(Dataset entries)

=====

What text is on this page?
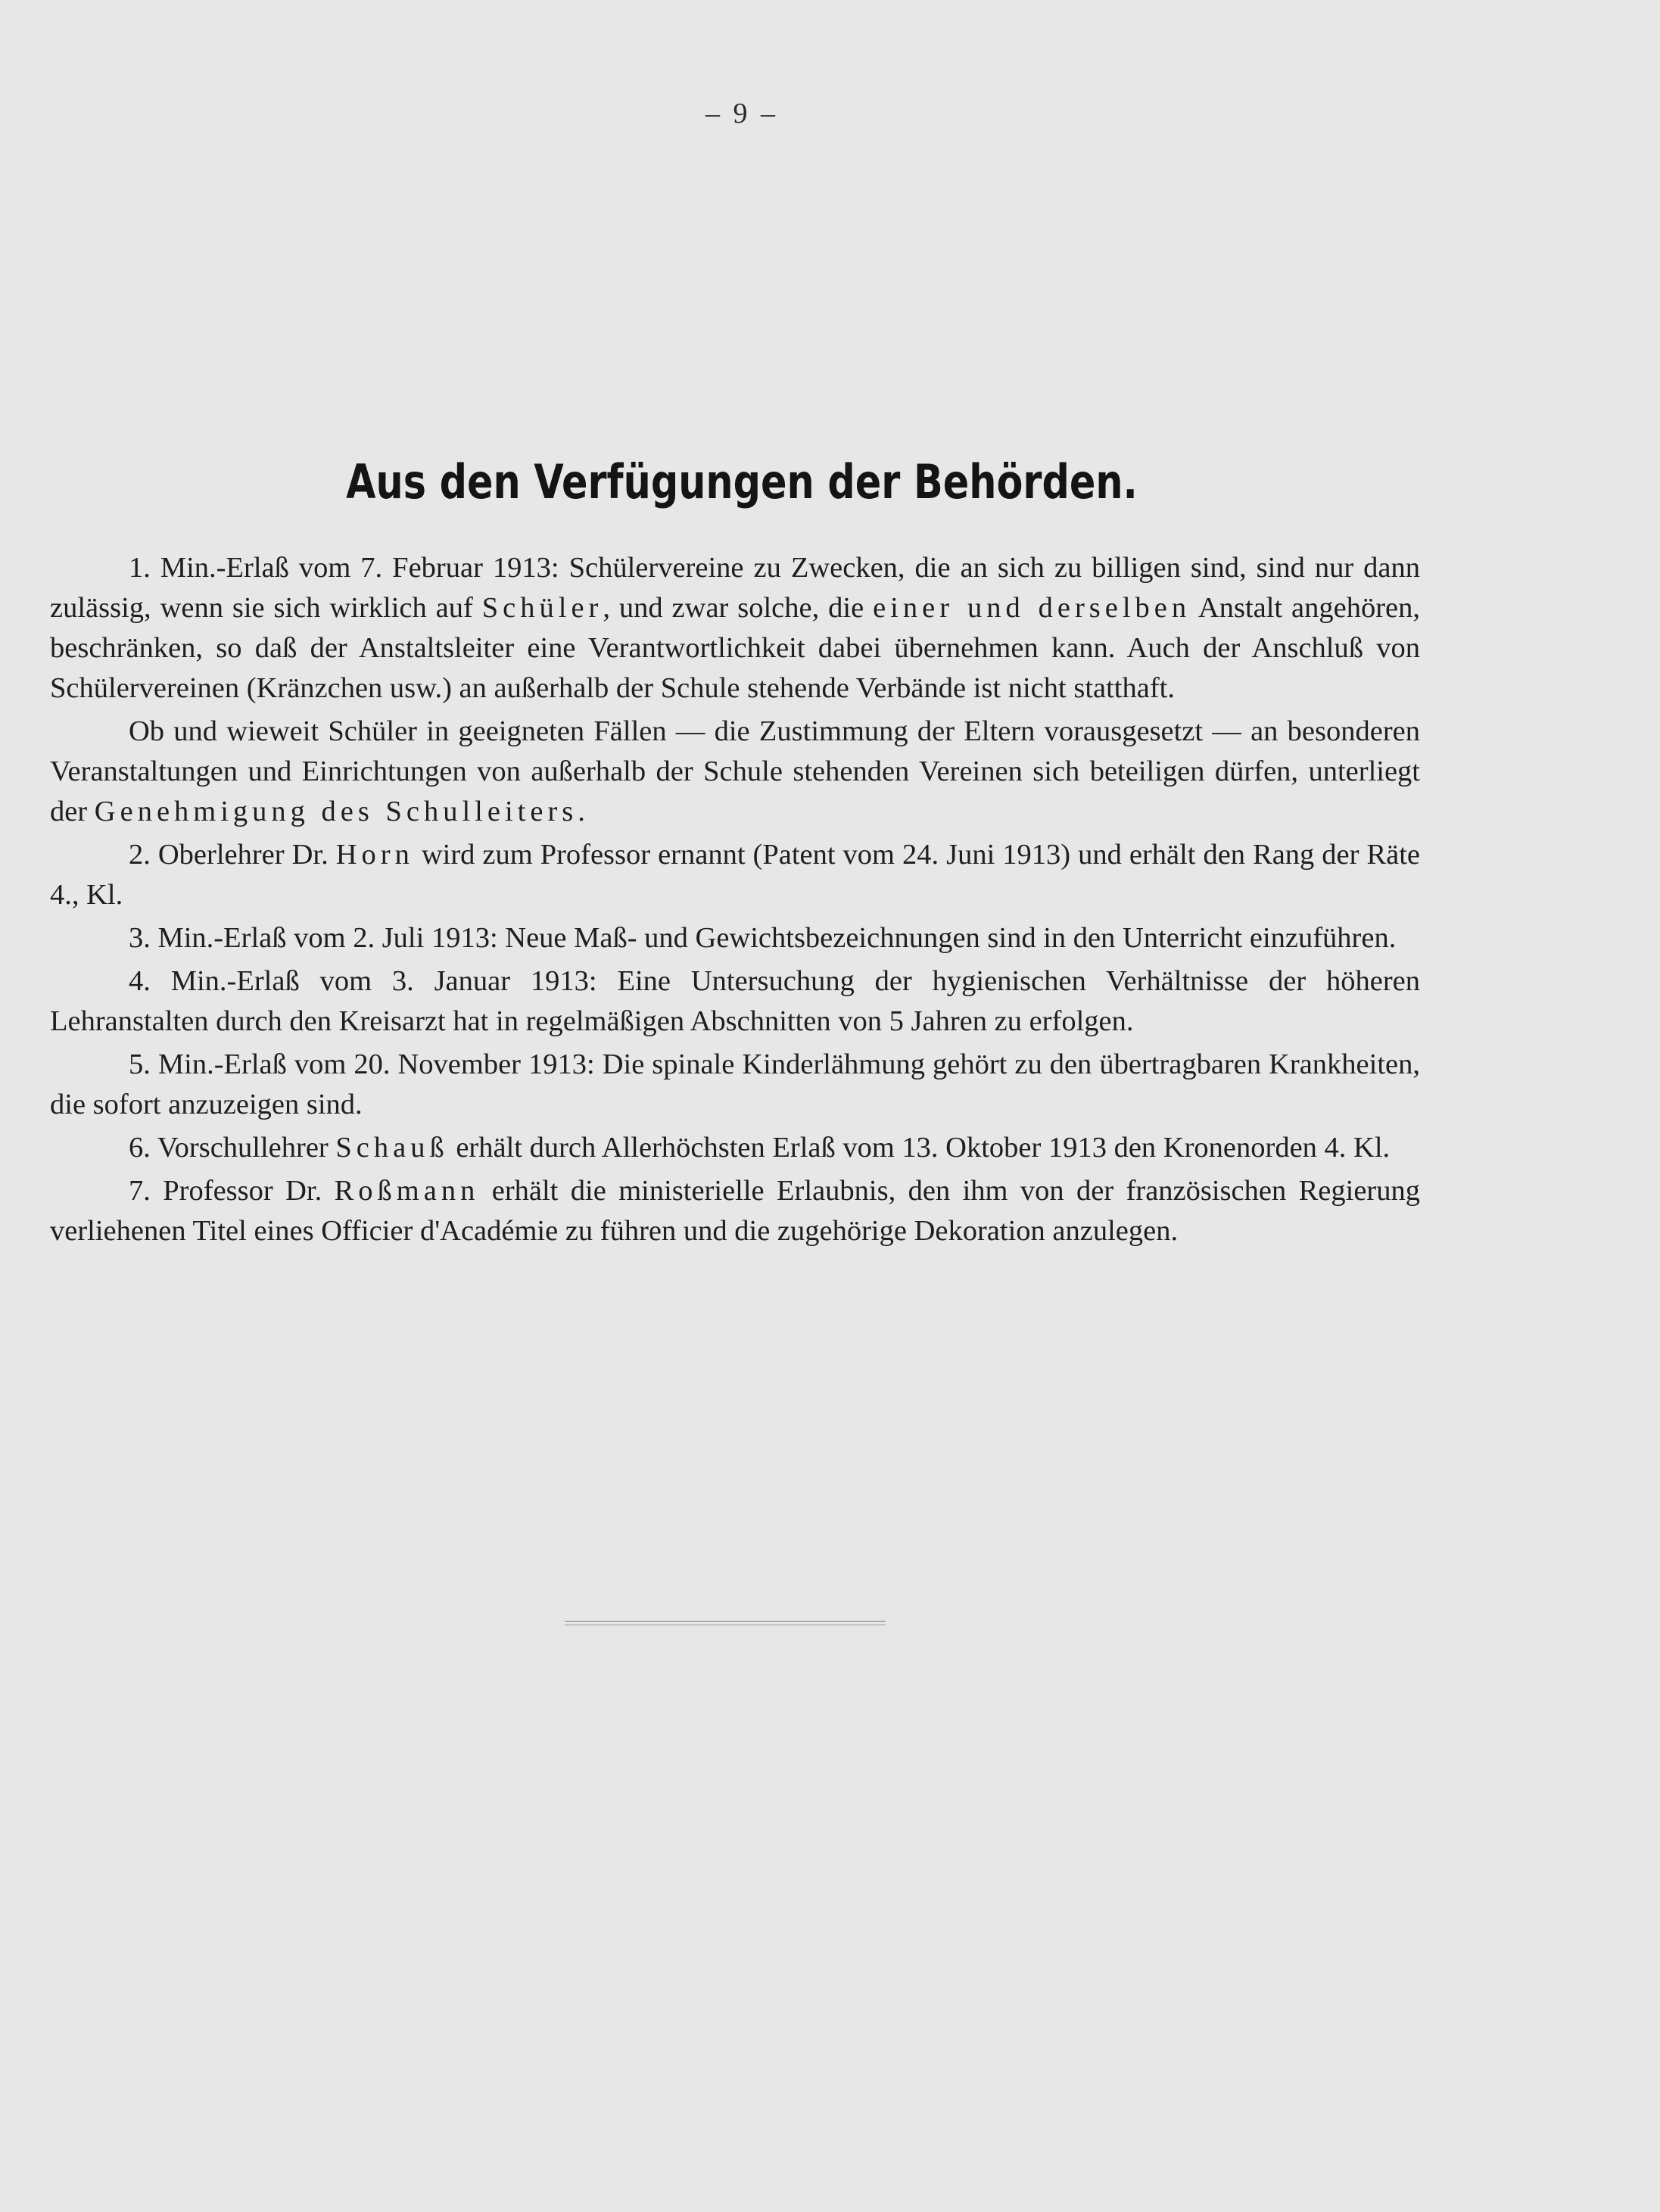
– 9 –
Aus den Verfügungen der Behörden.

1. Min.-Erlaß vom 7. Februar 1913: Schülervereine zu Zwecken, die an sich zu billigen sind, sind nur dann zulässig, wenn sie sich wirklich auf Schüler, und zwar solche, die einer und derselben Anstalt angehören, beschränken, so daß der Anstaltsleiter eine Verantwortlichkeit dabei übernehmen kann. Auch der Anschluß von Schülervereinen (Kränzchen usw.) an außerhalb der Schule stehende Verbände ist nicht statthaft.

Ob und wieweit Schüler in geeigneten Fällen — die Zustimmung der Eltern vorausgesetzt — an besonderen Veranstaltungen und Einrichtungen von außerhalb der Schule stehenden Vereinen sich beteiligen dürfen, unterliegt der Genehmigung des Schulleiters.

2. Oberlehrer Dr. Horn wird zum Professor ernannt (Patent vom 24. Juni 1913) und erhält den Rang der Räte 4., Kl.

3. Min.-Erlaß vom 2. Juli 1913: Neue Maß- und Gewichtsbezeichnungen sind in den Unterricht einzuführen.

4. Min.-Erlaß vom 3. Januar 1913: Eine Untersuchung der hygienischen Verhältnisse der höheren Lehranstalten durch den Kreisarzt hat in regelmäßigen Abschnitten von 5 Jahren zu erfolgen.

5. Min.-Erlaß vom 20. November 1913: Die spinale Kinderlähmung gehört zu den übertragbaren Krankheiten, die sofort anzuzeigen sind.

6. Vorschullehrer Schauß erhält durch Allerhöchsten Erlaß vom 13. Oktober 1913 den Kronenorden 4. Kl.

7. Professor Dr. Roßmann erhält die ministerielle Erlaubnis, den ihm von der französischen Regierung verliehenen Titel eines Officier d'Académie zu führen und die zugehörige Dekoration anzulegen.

=====

**What is required:** Filter the entries above down to the lines containing the word "durch".

**Correct answer:**
4. Min.-Erlaß vom 3. Januar 1913: Eine Untersuchung der hygienischen Verhältnisse der höheren Lehranstalten durch den Kreisarzt hat in regelmäßigen Abschnitten von 5 Jahren zu erfolgen.
6. Vorschullehrer Schauß erhält durch Allerhöchsten Erlaß vom 13. Oktober 1913 den Kronenorden 4. Kl.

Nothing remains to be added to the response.